* WHAT YOU HAVE TO DO *
Collect all lines from the listing that include the string "JSON".

## begin TASK MATERIAL

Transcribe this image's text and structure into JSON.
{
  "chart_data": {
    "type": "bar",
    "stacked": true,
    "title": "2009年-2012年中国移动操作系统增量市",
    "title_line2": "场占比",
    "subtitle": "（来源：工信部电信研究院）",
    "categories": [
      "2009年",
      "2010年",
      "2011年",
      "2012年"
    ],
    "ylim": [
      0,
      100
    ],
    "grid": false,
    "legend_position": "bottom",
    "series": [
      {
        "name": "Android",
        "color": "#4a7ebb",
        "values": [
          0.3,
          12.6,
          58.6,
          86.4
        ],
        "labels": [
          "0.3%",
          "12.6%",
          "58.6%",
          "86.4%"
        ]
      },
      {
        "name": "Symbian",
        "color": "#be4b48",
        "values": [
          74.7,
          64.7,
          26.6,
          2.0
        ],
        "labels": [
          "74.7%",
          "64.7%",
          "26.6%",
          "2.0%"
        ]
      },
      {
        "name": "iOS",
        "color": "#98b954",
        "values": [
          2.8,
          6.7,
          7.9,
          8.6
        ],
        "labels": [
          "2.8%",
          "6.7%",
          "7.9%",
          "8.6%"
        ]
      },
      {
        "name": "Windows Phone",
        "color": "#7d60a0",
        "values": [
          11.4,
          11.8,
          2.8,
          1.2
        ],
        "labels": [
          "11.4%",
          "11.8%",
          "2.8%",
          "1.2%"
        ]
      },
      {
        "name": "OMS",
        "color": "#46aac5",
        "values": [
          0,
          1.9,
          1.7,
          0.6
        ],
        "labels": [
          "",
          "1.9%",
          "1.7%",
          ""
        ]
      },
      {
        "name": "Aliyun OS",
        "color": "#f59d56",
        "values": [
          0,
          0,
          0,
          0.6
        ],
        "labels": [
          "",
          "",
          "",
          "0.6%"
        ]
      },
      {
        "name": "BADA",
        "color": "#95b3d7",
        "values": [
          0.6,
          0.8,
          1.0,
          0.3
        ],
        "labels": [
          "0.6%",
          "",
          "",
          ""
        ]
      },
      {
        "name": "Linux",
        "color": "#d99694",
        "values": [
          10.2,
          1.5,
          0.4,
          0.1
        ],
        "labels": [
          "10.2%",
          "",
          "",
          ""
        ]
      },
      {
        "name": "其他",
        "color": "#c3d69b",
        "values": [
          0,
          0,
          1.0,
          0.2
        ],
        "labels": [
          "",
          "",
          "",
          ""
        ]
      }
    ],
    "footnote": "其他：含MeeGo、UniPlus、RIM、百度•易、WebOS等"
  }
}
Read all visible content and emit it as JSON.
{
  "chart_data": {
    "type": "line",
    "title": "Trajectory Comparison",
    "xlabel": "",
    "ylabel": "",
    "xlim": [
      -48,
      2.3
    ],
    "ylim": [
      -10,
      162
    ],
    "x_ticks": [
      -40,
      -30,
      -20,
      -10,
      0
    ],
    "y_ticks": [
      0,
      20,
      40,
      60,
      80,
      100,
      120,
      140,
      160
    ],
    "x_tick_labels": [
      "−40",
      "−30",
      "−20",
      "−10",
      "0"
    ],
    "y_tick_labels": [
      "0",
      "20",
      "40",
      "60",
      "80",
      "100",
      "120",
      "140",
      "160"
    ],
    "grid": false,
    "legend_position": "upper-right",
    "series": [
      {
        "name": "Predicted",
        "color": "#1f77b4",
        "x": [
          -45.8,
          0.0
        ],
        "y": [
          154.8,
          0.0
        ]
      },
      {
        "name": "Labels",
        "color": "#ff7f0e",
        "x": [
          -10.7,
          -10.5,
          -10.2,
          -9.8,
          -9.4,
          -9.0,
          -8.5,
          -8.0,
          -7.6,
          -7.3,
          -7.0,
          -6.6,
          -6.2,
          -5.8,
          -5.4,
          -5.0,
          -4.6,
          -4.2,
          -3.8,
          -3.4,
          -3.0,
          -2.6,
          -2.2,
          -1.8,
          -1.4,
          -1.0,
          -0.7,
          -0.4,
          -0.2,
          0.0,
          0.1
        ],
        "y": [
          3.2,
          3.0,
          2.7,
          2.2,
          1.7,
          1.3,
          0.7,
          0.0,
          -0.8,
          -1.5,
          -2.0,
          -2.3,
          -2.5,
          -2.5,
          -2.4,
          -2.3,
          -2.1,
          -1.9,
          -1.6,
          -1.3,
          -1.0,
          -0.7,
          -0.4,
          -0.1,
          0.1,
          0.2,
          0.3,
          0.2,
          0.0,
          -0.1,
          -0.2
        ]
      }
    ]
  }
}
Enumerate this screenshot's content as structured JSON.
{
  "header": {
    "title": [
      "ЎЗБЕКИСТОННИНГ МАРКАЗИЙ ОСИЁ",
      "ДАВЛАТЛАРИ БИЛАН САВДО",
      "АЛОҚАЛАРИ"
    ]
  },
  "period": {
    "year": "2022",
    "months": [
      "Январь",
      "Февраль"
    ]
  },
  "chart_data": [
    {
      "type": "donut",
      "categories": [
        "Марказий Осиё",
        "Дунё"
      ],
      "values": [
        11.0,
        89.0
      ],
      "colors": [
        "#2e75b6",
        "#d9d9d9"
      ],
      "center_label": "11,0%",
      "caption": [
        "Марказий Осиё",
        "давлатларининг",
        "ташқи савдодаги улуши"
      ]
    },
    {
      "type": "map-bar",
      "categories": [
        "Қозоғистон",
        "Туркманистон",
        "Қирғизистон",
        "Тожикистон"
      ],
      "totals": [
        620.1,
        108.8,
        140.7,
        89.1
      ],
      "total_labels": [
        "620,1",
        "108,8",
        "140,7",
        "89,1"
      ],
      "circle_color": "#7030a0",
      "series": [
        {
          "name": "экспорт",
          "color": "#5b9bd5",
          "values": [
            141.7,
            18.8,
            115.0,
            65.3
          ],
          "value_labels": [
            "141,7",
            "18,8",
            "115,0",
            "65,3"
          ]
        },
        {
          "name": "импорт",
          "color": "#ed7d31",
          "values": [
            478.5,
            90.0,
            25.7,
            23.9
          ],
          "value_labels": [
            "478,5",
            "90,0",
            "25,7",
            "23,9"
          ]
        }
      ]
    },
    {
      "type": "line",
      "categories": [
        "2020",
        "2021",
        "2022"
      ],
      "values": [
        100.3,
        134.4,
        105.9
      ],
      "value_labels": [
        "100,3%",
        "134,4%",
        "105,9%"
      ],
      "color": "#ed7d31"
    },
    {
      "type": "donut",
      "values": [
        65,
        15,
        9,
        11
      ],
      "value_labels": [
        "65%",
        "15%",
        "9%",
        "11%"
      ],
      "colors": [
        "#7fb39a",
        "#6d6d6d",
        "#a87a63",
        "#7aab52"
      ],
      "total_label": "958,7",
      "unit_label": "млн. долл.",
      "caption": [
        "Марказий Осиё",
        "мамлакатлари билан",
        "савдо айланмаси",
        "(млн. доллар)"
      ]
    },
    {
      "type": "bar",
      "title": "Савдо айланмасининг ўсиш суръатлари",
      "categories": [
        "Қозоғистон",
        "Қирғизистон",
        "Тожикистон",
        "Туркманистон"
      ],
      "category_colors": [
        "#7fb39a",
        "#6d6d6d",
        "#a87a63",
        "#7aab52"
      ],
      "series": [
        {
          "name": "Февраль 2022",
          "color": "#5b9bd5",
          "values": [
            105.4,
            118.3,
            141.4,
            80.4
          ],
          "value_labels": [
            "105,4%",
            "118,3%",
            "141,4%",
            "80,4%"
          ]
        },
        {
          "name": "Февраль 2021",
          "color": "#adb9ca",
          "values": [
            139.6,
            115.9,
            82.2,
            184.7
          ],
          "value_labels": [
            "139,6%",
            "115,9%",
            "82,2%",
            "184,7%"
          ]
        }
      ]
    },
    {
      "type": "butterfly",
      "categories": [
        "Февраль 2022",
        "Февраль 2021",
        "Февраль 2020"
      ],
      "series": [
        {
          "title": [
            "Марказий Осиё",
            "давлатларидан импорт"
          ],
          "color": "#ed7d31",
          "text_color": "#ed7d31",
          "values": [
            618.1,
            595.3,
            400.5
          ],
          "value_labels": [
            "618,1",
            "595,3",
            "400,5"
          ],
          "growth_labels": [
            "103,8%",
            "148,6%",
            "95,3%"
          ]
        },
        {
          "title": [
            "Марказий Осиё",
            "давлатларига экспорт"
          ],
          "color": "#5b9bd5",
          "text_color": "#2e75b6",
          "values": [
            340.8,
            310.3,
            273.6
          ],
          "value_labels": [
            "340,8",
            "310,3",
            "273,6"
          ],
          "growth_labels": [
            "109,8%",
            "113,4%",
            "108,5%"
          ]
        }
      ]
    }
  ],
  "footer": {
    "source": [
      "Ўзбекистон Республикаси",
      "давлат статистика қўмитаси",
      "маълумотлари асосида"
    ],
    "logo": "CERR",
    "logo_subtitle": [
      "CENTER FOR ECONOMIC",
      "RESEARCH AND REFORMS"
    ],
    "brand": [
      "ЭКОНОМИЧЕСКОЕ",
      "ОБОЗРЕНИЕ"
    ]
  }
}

## end TASK MATERIAL

* RESULT *
Transcribe this image's text and structure into JSON.
Read all visible content and emit it as JSON.
Enumerate this screenshot's content as structured JSON.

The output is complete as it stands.